*TASK BRIEF*
Reproduce the data below word for word, beginning with the line that contains "tree-item[interactable]: 232 [25, 152, 53, 164]" and continuing through the line that contains "cam-checkbox[interactable]: cam 13".

[Some data]

++++++

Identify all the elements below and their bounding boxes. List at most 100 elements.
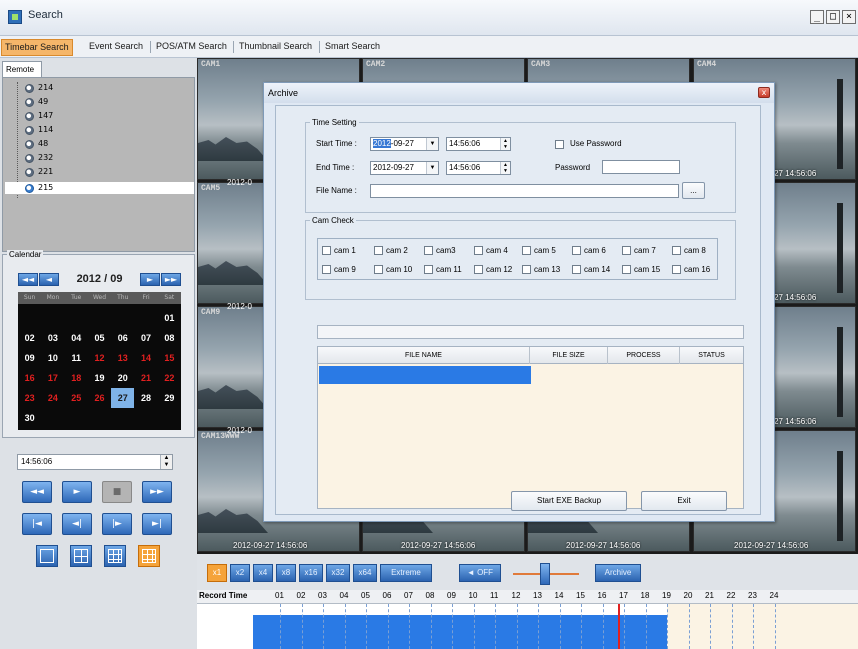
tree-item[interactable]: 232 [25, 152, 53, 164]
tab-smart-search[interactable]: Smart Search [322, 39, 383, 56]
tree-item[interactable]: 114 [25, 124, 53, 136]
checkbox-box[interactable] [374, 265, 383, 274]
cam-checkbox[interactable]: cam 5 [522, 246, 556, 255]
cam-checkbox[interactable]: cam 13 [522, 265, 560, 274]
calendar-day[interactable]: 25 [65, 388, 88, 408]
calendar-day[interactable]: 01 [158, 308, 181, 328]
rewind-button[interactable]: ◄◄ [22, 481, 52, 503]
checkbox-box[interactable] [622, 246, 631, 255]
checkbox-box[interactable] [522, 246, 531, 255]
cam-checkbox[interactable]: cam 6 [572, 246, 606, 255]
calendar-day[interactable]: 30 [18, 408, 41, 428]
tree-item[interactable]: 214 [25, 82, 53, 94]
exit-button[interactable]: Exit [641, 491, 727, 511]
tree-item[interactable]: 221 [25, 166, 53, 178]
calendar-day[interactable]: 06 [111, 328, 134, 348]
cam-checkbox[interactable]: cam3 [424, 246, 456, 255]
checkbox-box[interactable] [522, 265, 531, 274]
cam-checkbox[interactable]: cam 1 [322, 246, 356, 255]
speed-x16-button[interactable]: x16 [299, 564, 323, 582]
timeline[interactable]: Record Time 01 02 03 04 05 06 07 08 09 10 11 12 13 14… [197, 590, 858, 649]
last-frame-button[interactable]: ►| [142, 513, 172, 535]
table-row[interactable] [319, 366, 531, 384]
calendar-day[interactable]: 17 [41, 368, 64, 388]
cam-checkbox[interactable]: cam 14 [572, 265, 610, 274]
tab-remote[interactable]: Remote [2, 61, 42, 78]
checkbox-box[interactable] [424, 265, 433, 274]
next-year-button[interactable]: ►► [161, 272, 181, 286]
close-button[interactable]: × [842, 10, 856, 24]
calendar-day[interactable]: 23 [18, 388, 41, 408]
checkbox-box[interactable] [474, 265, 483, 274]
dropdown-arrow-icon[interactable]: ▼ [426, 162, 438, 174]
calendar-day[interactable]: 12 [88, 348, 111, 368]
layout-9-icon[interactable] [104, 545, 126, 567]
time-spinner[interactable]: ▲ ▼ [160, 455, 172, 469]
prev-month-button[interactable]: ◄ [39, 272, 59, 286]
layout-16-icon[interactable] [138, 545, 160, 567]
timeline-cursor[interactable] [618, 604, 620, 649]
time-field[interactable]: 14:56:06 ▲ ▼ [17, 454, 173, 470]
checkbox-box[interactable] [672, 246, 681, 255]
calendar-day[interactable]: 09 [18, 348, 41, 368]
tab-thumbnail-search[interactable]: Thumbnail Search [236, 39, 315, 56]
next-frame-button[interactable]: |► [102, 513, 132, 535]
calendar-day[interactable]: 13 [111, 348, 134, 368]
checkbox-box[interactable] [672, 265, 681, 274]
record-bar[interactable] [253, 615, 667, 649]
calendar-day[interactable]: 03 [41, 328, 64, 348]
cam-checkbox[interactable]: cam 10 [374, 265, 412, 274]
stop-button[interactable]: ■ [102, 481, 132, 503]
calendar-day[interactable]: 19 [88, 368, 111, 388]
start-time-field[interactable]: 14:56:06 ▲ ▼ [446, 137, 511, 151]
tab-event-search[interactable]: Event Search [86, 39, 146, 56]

++++++

*CORRECT ANSWER*
tree-item[interactable]: 232 [25, 152, 53, 164]
tab-smart-search[interactable]: Smart Search [322, 39, 383, 56]
tree-item[interactable]: 114 [25, 124, 53, 136]
checkbox-box[interactable] [374, 265, 383, 274]
cam-checkbox[interactable]: cam 5 [522, 246, 556, 255]
cam-checkbox[interactable]: cam 13 [522, 265, 560, 274]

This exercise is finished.